**Directive**
Recast the records as a Markdown table with the columns Row and Line, starting at the first line of the records and ending at the line that contains "- Text: H₂: H₂: [363, 82, 373, 91]", both included. Leave out blank lines.

* * * * *

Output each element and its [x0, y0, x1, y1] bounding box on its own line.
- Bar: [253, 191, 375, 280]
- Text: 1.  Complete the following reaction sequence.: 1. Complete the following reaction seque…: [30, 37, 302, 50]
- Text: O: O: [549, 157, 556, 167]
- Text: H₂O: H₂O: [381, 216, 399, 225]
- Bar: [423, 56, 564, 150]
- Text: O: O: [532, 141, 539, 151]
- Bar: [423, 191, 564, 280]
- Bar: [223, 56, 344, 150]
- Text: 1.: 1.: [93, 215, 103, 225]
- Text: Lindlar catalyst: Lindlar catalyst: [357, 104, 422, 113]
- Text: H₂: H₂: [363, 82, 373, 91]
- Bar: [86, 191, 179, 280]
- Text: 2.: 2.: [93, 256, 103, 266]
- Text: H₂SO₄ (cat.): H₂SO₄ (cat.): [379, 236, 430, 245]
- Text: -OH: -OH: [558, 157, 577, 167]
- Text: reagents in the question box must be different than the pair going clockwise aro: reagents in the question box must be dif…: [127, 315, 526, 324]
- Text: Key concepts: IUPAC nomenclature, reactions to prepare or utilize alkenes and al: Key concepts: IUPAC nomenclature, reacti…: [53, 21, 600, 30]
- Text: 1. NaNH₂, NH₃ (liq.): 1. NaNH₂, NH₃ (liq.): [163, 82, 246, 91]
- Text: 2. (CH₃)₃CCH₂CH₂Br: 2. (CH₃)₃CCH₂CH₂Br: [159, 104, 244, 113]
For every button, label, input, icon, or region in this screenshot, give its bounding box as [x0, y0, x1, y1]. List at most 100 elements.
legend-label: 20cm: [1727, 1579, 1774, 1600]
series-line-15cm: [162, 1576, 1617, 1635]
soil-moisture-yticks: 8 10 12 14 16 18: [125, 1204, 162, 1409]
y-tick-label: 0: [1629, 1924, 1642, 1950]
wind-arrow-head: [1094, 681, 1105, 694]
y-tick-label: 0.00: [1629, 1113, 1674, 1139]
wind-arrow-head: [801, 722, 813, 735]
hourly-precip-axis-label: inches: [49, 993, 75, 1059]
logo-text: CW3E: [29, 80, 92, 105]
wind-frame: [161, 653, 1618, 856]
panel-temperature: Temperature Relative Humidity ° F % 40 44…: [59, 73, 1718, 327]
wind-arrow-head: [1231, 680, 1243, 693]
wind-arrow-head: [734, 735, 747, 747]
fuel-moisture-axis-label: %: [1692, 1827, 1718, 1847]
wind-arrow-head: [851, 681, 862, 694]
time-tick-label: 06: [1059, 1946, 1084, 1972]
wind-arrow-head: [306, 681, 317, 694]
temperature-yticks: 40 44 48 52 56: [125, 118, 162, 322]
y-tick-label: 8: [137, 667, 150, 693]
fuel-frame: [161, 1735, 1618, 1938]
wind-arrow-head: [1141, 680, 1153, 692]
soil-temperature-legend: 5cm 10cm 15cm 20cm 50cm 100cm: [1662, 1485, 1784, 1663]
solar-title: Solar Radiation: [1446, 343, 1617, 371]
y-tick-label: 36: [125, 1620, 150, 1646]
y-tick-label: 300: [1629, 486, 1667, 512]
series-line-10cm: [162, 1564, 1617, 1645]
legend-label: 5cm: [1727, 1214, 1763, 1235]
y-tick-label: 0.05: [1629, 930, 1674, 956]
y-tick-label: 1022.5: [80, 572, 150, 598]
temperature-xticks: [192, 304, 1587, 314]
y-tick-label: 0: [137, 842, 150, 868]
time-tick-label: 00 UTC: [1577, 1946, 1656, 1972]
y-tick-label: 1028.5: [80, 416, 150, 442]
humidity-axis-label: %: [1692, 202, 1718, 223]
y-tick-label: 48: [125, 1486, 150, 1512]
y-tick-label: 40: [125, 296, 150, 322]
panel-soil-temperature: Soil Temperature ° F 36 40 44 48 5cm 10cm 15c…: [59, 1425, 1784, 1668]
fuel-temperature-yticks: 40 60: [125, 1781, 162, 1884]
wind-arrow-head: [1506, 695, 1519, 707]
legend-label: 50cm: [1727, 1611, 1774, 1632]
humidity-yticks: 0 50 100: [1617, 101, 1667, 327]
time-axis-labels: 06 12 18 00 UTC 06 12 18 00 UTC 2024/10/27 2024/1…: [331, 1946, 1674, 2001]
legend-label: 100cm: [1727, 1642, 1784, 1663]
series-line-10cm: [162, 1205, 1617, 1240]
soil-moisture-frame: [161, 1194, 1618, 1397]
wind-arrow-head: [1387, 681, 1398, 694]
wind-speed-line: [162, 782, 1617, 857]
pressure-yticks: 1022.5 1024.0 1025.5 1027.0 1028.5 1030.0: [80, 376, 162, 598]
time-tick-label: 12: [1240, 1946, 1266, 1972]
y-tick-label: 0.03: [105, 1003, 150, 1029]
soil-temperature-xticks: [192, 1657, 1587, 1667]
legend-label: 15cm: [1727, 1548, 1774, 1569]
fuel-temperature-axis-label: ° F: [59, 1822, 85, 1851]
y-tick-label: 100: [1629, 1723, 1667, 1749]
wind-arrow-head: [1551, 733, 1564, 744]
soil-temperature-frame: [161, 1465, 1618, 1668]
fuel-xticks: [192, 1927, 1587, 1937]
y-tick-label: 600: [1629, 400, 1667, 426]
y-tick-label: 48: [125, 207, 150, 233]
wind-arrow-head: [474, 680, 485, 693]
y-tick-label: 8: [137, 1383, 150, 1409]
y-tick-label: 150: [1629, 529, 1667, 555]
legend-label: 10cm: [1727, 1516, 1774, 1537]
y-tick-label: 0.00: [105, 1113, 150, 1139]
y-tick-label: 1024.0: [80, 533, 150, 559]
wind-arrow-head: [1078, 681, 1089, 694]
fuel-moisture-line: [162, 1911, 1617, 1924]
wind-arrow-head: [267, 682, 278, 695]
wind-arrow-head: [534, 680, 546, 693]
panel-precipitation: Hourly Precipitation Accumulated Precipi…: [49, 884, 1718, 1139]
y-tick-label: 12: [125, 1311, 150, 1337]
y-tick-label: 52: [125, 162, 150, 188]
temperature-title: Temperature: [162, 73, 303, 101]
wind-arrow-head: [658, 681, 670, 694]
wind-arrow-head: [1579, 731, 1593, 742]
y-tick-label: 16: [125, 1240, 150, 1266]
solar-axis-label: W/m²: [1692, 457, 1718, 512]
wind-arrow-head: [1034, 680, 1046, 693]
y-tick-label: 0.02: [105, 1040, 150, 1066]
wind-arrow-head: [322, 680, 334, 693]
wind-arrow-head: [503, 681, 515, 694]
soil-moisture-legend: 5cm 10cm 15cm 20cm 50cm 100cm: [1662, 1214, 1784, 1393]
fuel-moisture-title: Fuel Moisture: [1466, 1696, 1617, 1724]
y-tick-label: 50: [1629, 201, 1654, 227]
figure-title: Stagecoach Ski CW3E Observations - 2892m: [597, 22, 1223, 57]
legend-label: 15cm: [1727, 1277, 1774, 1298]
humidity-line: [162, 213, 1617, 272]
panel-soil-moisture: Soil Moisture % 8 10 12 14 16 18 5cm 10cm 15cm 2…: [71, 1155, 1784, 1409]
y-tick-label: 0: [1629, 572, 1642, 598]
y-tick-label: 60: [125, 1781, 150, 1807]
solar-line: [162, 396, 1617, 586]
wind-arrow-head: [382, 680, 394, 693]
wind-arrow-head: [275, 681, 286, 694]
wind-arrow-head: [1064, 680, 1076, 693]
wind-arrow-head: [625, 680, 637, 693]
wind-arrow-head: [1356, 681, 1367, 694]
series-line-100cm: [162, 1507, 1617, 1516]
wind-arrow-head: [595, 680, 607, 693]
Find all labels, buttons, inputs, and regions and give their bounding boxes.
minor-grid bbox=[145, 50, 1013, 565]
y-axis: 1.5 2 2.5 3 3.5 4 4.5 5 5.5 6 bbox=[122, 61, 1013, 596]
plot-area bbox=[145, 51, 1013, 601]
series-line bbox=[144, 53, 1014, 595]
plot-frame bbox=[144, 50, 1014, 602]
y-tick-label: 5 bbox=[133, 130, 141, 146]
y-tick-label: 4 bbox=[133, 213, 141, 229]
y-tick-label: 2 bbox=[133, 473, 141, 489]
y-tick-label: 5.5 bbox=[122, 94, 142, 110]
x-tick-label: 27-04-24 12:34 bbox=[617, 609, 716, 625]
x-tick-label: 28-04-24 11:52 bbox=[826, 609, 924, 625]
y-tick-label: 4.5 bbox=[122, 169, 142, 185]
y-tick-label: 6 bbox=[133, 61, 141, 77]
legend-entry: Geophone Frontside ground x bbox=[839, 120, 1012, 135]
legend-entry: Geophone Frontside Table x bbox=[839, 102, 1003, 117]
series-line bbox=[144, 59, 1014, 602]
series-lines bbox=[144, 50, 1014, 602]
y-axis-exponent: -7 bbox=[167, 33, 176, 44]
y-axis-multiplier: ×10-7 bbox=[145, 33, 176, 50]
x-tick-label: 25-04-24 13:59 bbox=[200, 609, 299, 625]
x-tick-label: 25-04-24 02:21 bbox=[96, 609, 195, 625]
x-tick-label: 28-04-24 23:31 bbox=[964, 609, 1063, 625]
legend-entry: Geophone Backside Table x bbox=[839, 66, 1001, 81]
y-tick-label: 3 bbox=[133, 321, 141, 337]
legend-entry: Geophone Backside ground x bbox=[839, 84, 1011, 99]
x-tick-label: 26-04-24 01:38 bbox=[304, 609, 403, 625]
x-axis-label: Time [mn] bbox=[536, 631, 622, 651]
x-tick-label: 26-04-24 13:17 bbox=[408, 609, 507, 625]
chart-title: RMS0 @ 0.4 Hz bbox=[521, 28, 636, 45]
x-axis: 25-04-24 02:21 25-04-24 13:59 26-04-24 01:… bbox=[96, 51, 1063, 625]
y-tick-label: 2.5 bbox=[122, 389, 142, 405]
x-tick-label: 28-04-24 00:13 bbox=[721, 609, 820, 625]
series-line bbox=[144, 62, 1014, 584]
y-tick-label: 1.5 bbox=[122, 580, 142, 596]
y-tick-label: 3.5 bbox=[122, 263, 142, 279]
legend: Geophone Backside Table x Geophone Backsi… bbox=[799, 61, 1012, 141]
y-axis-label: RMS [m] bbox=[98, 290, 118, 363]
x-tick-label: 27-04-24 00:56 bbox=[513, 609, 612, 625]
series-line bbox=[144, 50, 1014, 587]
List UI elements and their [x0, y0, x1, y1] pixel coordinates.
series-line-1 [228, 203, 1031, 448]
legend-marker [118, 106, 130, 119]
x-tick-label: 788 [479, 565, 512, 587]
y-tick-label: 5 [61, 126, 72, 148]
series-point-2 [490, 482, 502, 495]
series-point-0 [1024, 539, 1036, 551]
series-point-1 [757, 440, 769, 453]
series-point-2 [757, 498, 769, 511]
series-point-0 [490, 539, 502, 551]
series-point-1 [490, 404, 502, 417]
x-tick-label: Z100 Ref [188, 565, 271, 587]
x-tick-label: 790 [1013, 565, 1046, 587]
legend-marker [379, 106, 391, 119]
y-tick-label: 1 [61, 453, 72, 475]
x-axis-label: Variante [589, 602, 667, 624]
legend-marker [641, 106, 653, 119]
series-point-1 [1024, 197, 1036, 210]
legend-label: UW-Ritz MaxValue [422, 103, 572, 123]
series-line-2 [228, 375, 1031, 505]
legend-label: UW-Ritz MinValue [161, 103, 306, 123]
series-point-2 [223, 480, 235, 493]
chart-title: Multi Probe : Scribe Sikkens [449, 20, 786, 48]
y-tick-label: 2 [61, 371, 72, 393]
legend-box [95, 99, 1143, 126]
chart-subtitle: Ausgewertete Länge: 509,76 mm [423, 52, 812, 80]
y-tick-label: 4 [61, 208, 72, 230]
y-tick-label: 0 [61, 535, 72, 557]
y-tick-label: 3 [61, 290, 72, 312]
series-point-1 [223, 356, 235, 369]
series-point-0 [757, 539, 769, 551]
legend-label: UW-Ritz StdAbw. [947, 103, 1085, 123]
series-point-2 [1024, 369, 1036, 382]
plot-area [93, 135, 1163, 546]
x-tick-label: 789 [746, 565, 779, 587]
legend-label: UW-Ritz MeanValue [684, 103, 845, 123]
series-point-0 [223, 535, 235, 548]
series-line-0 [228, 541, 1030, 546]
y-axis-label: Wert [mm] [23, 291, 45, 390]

* * * * *

**Response to this exercise**
| Row | Line |
|---|---|
| 1 | Output each element and its [x0, y0, x1, y1] bounding box on its own line. |
| 2 | - Bar: [253, 191, 375, 280] |
| 3 | - Text: 1.  Complete the following reaction sequence.: 1. Complete the following reaction seque…: [30, 37, 302, 50] |
| 4 | - Text: O: O: [549, 157, 556, 167] |
| 5 | - Text: H₂O: H₂O: [381, 216, 399, 225] |
| 6 | - Bar: [423, 56, 564, 150] |
| 7 | - Text: O: O: [532, 141, 539, 151] |
| 8 | - Bar: [423, 191, 564, 280] |
| 9 | - Bar: [223, 56, 344, 150] |
| 10 | - Text: 1.: 1.: [93, 215, 103, 225] |
| 11 | - Text: Lindlar catalyst: Lindlar catalyst: [357, 104, 422, 113] |
| 12 | - Text: H₂: H₂: [363, 82, 373, 91] |